Instructions for the task ▸
Give every entry again, unchanged, and leave its images out.
- - - -
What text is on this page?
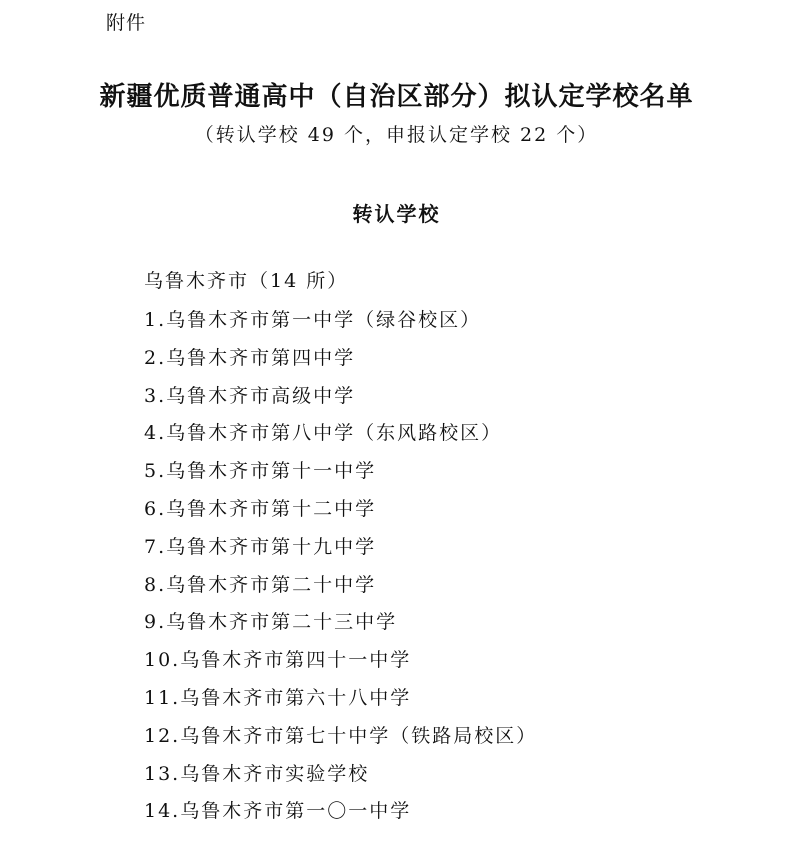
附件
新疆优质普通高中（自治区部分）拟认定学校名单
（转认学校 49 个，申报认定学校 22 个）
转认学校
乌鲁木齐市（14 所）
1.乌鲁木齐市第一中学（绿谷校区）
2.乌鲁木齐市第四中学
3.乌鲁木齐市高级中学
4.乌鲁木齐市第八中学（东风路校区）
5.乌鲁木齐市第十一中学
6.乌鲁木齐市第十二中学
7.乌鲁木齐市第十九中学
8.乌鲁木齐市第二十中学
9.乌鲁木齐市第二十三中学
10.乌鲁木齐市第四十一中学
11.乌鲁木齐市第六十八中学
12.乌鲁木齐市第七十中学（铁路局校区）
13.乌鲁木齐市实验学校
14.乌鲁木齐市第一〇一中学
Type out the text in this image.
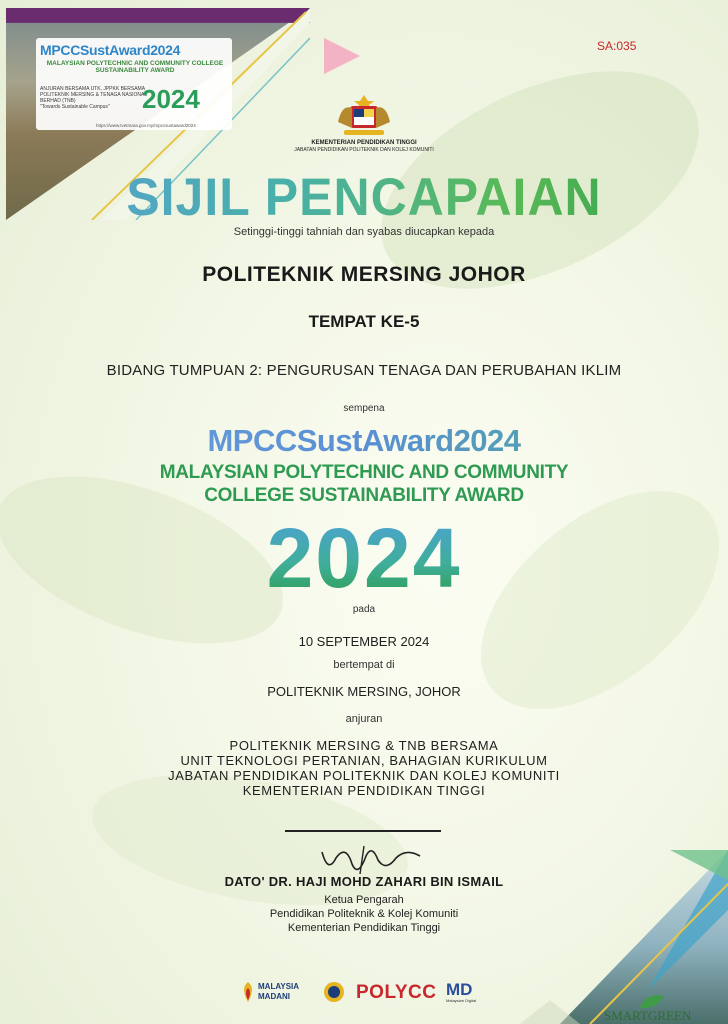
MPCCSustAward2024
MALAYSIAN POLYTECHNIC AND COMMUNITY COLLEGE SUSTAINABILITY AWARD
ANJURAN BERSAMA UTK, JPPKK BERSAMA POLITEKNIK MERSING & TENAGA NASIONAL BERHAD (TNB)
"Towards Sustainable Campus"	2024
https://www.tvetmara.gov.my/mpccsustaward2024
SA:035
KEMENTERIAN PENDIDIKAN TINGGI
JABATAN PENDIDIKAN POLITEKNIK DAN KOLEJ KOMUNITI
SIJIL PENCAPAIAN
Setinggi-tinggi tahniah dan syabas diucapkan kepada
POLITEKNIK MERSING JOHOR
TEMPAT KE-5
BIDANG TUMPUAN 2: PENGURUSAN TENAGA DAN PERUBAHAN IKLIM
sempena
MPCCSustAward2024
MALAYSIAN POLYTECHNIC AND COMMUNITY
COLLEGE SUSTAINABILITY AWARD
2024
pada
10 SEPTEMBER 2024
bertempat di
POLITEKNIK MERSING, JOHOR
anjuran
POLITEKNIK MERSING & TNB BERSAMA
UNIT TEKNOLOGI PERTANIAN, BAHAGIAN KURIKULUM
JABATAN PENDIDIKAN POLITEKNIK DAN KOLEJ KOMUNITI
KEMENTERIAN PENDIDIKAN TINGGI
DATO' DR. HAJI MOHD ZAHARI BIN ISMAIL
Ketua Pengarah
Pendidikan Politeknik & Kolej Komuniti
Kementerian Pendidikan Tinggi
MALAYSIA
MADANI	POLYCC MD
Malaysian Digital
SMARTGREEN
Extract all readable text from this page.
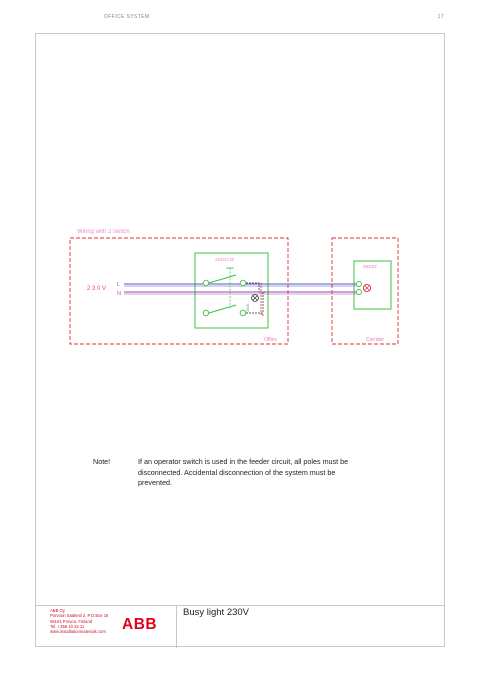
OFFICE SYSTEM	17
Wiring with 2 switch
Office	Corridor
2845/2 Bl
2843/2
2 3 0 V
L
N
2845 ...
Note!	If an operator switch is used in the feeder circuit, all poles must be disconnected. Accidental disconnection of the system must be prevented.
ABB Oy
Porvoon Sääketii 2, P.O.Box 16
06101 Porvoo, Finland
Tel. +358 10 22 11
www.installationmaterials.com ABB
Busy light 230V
- - - -
Solution ▸
What text is on this page?
附件
新疆优质普通高中（自治区部分）拟认定学校名单
（转认学校 49 个，申报认定学校 22 个）
转认学校
乌鲁木齐市（14 所）
1.乌鲁木齐市第一中学（绿谷校区）
2.乌鲁木齐市第四中学
3.乌鲁木齐市高级中学
4.乌鲁木齐市第八中学（东风路校区）
5.乌鲁木齐市第十一中学
6.乌鲁木齐市第十二中学
7.乌鲁木齐市第十九中学
8.乌鲁木齐市第二十中学
9.乌鲁木齐市第二十三中学
10.乌鲁木齐市第四十一中学
11.乌鲁木齐市第六十八中学
12.乌鲁木齐市第七十中学（铁路局校区）
13.乌鲁木齐市实验学校
14.乌鲁木齐市第一〇一中学
Type out the text in this image.
MPCCSustAward2024
MALAYSIAN POLYTECHNIC AND COMMUNITY COLLEGE SUSTAINABILITY AWARD
ANJURAN BERSAMA UTK, JPPKK BERSAMA POLITEKNIK MERSING & TENAGA NASIONAL BERHAD (TNB)
"Towards Sustainable Campus"	2024
https://www.tvetmara.gov.my/mpccsustaward2024
SA:035
KEMENTERIAN PENDIDIKAN TINGGI
JABATAN PENDIDIKAN POLITEKNIK DAN KOLEJ KOMUNITI
SIJIL PENCAPAIAN
Setinggi-tinggi tahniah dan syabas diucapkan kepada
POLITEKNIK MERSING JOHOR
TEMPAT KE-5
BIDANG TUMPUAN 2: PENGURUSAN TENAGA DAN PERUBAHAN IKLIM
sempena
MPCCSustAward2024
MALAYSIAN POLYTECHNIC AND COMMUNITY
COLLEGE SUSTAINABILITY AWARD
2024
pada
10 SEPTEMBER 2024
bertempat di
POLITEKNIK MERSING, JOHOR
anjuran
POLITEKNIK MERSING & TNB BERSAMA
UNIT TEKNOLOGI PERTANIAN, BAHAGIAN KURIKULUM
JABATAN PENDIDIKAN POLITEKNIK DAN KOLEJ KOMUNITI
KEMENTERIAN PENDIDIKAN TINGGI
DATO' DR. HAJI MOHD ZAHARI BIN ISMAIL
Ketua Pengarah
Pendidikan Politeknik & Kolej Komuniti
Kementerian Pendidikan Tinggi
MALAYSIA
MADANI	POLYCC MD
Malaysian Digital
SMARTGREEN
Extract all readable text from this page.
OFFICE SYSTEM	17
Wiring with 2 switch
Office	Corridor
2845/2 Bl
2843/2
2 3 0 V
L
N
2845 ...
Note!	If an operator switch is used in the feeder circuit, all poles must be disconnected. Accidental disconnection of the system must be prevented.
ABB Oy
Porvoon Sääketii 2, P.O.Box 16
06101 Porvoo, Finland
Tel. +358 10 22 11
www.installationmaterials.com ABB
Busy light 230V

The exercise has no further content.